**TASK GOAL:**
Print all the entries verbatim.

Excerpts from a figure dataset

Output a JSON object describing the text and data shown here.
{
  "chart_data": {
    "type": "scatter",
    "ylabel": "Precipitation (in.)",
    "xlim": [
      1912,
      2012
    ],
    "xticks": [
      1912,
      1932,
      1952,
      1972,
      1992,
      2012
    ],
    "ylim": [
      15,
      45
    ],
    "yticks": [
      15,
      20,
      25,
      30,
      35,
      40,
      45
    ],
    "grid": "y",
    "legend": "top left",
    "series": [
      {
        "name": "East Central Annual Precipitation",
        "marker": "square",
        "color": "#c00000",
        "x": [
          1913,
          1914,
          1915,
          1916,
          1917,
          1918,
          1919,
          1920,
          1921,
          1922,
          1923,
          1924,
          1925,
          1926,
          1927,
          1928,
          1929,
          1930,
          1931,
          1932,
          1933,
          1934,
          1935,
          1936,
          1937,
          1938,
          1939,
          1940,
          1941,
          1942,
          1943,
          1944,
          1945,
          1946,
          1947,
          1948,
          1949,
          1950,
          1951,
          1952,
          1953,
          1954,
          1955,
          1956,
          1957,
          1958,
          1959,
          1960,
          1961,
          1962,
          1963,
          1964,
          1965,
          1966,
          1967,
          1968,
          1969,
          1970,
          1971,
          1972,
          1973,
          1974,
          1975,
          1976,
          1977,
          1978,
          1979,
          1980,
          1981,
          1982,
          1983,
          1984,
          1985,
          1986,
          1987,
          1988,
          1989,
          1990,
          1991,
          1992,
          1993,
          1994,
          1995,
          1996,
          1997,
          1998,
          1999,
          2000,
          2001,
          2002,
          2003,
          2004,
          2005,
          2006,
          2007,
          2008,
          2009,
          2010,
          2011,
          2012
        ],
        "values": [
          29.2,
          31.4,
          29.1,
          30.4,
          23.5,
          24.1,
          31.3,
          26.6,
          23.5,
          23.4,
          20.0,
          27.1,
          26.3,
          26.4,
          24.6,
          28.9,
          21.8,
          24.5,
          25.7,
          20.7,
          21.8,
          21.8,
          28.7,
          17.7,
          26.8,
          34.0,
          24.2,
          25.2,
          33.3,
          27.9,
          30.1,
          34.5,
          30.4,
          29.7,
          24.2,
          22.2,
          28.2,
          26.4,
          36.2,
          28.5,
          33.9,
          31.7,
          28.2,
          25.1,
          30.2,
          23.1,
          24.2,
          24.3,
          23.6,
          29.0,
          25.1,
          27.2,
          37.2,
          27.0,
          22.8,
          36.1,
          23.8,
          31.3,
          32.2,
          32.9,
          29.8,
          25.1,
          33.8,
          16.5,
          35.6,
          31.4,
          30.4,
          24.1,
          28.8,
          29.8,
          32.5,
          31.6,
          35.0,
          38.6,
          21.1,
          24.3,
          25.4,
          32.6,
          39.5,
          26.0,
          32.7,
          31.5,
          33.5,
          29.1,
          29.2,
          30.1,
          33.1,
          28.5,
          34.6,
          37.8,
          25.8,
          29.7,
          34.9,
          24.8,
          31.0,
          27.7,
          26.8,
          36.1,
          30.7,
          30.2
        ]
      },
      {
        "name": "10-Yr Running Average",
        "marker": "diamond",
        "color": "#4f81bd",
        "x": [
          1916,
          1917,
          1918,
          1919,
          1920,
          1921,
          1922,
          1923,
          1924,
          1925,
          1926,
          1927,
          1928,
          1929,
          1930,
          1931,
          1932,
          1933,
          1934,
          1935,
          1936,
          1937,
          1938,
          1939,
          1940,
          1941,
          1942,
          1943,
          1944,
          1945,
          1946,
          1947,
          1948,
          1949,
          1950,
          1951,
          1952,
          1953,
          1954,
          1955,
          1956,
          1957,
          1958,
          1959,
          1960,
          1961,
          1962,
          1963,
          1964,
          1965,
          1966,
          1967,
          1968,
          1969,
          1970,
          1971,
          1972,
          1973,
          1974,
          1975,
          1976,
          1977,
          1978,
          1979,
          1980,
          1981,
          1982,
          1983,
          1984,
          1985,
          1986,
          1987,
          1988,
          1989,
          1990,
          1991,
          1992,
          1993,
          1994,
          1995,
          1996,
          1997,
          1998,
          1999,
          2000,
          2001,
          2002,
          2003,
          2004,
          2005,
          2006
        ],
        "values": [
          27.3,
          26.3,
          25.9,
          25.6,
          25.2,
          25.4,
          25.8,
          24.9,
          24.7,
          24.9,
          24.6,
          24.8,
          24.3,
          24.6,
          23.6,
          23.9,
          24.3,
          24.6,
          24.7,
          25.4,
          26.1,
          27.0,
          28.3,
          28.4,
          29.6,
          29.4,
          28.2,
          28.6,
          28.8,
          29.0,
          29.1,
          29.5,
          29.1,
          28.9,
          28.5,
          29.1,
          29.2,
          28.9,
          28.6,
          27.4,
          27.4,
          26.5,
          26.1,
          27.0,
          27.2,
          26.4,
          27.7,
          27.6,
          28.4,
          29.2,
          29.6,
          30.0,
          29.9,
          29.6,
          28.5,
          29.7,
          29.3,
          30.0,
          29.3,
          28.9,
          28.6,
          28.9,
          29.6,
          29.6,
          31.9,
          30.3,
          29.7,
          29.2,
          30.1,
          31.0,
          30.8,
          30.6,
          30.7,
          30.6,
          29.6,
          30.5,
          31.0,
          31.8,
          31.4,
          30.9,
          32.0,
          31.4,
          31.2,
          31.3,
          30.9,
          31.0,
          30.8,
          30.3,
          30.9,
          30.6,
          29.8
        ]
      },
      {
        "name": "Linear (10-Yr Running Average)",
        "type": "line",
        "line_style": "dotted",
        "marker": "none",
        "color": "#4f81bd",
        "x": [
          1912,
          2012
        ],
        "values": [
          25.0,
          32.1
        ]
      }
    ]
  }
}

**SOLUTION BELOW:**
Output a JSON object describing the text and data shown here.
{
  "chart_data": {
    "type": "scatter",
    "ylabel": "Precipitation (in.)",
    "xlim": [
      1912,
      2012
    ],
    "xticks": [
      1912,
      1932,
      1952,
      1972,
      1992,
      2012
    ],
    "ylim": [
      15,
      45
    ],
    "yticks": [
      15,
      20,
      25,
      30,
      35,
      40,
      45
    ],
    "grid": "y",
    "legend": "top left",
    "series": [
      {
        "name": "East Central Annual Precipitation",
        "marker": "square",
        "color": "#c00000",
        "x": [
          1913,
          1914,
          1915,
          1916,
          1917,
          1918,
          1919,
          1920,
          1921,
          1922,
          1923,
          1924,
          1925,
          1926,
          1927,
          1928,
          1929,
          1930,
          1931,
          1932,
          1933,
          1934,
          1935,
          1936,
          1937,
          1938,
          1939,
          1940,
          1941,
          1942,
          1943,
          1944,
          1945,
          1946,
          1947,
          1948,
          1949,
          1950,
          1951,
          1952,
          1953,
          1954,
          1955,
          1956,
          1957,
          1958,
          1959,
          1960,
          1961,
          1962,
          1963,
          1964,
          1965,
          1966,
          1967,
          1968,
          1969,
          1970,
          1971,
          1972,
          1973,
          1974,
          1975,
          1976,
          1977,
          1978,
          1979,
          1980,
          1981,
          1982,
          1983,
          1984,
          1985,
          1986,
          1987,
          1988,
          1989,
          1990,
          1991,
          1992,
          1993,
          1994,
          1995,
          1996,
          1997,
          1998,
          1999,
          2000,
          2001,
          2002,
          2003,
          2004,
          2005,
          2006,
          2007,
          2008,
          2009,
          2010,
          2011,
          2012
        ],
        "values": [
          29.2,
          31.4,
          29.1,
          30.4,
          23.5,
          24.1,
          31.3,
          26.6,
          23.5,
          23.4,
          20.0,
          27.1,
          26.3,
          26.4,
          24.6,
          28.9,
          21.8,
          24.5,
          25.7,
          20.7,
          21.8,
          21.8,
          28.7,
          17.7,
          26.8,
          34.0,
          24.2,
          25.2,
          33.3,
          27.9,
          30.1,
          34.5,
          30.4,
          29.7,
          24.2,
          22.2,
          28.2,
          26.4,
          36.2,
          28.5,
          33.9,
          31.7,
          28.2,
          25.1,
          30.2,
          23.1,
          24.2,
          24.3,
          23.6,
          29.0,
          25.1,
          27.2,
          37.2,
          27.0,
          22.8,
          36.1,
          23.8,
          31.3,
          32.2,
          32.9,
          29.8,
          25.1,
          33.8,
          16.5,
          35.6,
          31.4,
          30.4,
          24.1,
          28.8,
          29.8,
          32.5,
          31.6,
          35.0,
          38.6,
          21.1,
          24.3,
          25.4,
          32.6,
          39.5,
          26.0,
          32.7,
          31.5,
          33.5,
          29.1,
          29.2,
          30.1,
          33.1,
          28.5,
          34.6,
          37.8,
          25.8,
          29.7,
          34.9,
          24.8,
          31.0,
          27.7,
          26.8,
          36.1,
          30.7,
          30.2
        ]
      },
      {
        "name": "10-Yr Running Average",
        "marker": "diamond",
        "color": "#4f81bd",
        "x": [
          1916,
          1917,
          1918,
          1919,
          1920,
          1921,
          1922,
          1923,
          1924,
          1925,
          1926,
          1927,
          1928,
          1929,
          1930,
          1931,
          1932,
          1933,
          1934,
          1935,
          1936,
          1937,
          1938,
          1939,
          1940,
          1941,
          1942,
          1943,
          1944,
          1945,
          1946,
          1947,
          1948,
          1949,
          1950,
          1951,
          1952,
          1953,
          1954,
          1955,
          1956,
          1957,
          1958,
          1959,
          1960,
          1961,
          1962,
          1963,
          1964,
          1965,
          1966,
          1967,
          1968,
          1969,
          1970,
          1971,
          1972,
          1973,
          1974,
          1975,
          1976,
          1977,
          1978,
          1979,
          1980,
          1981,
          1982,
          1983,
          1984,
          1985,
          1986,
          1987,
          1988,
          1989,
          1990,
          1991,
          1992,
          1993,
          1994,
          1995,
          1996,
          1997,
          1998,
          1999,
          2000,
          2001,
          2002,
          2003,
          2004,
          2005,
          2006
        ],
        "values": [
          27.3,
          26.3,
          25.9,
          25.6,
          25.2,
          25.4,
          25.8,
          24.9,
          24.7,
          24.9,
          24.6,
          24.8,
          24.3,
          24.6,
          23.6,
          23.9,
          24.3,
          24.6,
          24.7,
          25.4,
          26.1,
          27.0,
          28.3,
          28.4,
          29.6,
          29.4,
          28.2,
          28.6,
          28.8,
          29.0,
          29.1,
          29.5,
          29.1,
          28.9,
          28.5,
          29.1,
          29.2,
          28.9,
          28.6,
          27.4,
          27.4,
          26.5,
          26.1,
          27.0,
          27.2,
          26.4,
          27.7,
          27.6,
          28.4,
          29.2,
          29.6,
          30.0,
          29.9,
          29.6,
          28.5,
          29.7,
          29.3,
          30.0,
          29.3,
          28.9,
          28.6,
          28.9,
          29.6,
          29.6,
          31.9,
          30.3,
          29.7,
          29.2,
          30.1,
          31.0,
          30.8,
          30.6,
          30.7,
          30.6,
          29.6,
          30.5,
          31.0,
          31.8,
          31.4,
          30.9,
          32.0,
          31.4,
          31.2,
          31.3,
          30.9,
          31.0,
          30.8,
          30.3,
          30.9,
          30.6,
          29.8
        ]
      },
      {
        "name": "Linear (10-Yr Running Average)",
        "type": "line",
        "line_style": "dotted",
        "marker": "none",
        "color": "#4f81bd",
        "x": [
          1912,
          2012
        ],
        "values": [
          25.0,
          32.1
        ]
      }
    ]
  }
}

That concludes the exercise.